Problem to solve: Locate every line in the records below that contains the word "xlabel", and copy each one.

Chart and figure data:
— BEGIN —

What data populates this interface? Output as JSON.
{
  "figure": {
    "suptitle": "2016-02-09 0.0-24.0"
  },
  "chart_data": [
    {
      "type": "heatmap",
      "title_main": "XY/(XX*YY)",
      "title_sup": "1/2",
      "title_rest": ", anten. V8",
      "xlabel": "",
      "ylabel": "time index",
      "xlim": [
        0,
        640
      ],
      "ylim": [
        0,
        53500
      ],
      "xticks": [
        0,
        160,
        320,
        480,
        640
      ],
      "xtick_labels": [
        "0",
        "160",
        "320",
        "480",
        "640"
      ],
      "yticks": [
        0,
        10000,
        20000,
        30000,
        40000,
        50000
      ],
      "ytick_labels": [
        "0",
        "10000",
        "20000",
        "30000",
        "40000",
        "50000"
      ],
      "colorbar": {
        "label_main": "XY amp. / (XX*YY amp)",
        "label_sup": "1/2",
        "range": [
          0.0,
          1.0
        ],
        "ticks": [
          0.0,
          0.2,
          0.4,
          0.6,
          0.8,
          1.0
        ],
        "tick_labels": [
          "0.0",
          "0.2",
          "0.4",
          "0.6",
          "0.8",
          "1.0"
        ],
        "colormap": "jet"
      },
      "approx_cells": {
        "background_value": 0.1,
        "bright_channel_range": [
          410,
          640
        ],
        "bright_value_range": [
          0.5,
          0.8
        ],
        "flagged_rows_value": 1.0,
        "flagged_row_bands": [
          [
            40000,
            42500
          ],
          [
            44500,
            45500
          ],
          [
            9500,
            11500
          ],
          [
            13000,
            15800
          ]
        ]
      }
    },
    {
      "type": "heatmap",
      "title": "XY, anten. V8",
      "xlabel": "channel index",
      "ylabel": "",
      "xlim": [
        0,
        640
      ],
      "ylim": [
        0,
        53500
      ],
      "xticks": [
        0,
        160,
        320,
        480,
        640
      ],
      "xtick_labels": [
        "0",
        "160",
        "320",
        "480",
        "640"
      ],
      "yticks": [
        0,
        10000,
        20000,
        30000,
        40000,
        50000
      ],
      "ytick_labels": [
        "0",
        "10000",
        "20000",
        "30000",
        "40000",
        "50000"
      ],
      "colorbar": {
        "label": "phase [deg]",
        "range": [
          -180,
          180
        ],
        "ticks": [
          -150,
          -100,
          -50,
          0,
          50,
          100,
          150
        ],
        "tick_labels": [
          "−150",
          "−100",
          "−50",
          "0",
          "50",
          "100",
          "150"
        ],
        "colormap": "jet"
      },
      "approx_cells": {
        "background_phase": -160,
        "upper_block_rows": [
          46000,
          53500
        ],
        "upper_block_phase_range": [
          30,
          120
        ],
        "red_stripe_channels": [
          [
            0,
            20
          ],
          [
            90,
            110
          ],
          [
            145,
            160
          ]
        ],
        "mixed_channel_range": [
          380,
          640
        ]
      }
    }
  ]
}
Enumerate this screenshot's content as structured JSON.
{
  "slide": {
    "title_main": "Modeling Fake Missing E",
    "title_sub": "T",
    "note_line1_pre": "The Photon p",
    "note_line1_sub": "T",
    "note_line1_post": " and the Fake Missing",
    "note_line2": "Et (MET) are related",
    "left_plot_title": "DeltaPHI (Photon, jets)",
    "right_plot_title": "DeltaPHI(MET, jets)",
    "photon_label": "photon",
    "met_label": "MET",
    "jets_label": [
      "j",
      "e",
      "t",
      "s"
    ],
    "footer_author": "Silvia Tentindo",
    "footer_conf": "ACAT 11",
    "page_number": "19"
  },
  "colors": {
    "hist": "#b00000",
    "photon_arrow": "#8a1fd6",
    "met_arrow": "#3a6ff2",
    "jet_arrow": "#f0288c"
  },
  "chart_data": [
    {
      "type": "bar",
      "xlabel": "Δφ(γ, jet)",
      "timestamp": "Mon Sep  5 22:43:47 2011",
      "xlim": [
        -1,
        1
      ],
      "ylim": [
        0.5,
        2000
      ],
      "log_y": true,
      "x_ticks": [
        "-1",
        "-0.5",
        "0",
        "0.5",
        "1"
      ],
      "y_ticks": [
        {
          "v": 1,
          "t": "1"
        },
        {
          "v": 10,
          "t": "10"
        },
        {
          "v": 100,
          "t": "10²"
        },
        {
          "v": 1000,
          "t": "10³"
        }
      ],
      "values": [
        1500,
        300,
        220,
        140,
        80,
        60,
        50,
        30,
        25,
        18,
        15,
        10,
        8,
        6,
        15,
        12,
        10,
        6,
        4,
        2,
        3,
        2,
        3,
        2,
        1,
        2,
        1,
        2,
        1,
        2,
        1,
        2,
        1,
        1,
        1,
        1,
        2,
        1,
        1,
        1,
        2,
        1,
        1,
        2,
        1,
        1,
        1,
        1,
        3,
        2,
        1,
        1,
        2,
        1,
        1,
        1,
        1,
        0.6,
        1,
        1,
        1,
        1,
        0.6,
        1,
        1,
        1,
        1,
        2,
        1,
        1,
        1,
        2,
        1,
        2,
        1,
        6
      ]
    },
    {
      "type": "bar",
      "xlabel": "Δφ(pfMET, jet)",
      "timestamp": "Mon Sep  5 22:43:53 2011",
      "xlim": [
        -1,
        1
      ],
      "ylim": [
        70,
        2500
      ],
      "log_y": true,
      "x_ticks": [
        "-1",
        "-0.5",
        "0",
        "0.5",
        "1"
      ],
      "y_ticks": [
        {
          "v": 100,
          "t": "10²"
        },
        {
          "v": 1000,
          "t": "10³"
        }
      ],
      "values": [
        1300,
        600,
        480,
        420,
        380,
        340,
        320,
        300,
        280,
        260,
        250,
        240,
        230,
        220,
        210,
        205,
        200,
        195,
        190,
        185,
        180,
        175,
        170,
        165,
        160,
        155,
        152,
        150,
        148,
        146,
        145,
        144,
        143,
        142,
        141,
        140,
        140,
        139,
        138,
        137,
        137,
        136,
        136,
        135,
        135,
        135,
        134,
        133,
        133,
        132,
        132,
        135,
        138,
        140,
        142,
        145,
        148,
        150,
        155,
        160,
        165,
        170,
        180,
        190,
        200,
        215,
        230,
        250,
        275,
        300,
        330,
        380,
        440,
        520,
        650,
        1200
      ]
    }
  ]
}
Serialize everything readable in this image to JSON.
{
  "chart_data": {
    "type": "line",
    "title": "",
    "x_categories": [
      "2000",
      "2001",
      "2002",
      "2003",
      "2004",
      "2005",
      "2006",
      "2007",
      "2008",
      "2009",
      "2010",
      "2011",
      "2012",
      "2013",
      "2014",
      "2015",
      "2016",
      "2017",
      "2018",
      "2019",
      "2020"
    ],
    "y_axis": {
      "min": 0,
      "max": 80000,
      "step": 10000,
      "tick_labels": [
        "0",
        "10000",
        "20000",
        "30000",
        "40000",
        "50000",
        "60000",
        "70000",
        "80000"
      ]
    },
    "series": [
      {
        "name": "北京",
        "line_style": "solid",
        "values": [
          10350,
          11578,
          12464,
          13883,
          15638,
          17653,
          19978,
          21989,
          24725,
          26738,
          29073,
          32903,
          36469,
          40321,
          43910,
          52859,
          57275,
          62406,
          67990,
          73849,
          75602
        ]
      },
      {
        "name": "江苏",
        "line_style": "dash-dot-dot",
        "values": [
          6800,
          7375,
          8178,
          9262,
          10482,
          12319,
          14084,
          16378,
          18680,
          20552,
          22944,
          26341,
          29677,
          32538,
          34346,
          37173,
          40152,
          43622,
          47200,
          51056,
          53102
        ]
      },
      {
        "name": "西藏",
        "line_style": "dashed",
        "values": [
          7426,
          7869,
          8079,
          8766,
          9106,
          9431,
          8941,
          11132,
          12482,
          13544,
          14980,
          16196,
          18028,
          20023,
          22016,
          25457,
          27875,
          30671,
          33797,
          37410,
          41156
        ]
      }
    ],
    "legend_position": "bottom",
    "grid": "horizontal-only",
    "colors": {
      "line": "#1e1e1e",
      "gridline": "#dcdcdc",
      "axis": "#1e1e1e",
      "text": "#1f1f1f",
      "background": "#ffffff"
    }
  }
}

— END —

Result of this exercise:
      "xlabel": "",
      "xlabel": "channel index",
      "xlabel": "Δφ(γ, jet)",
      "xlabel": "Δφ(pfMET, jet)",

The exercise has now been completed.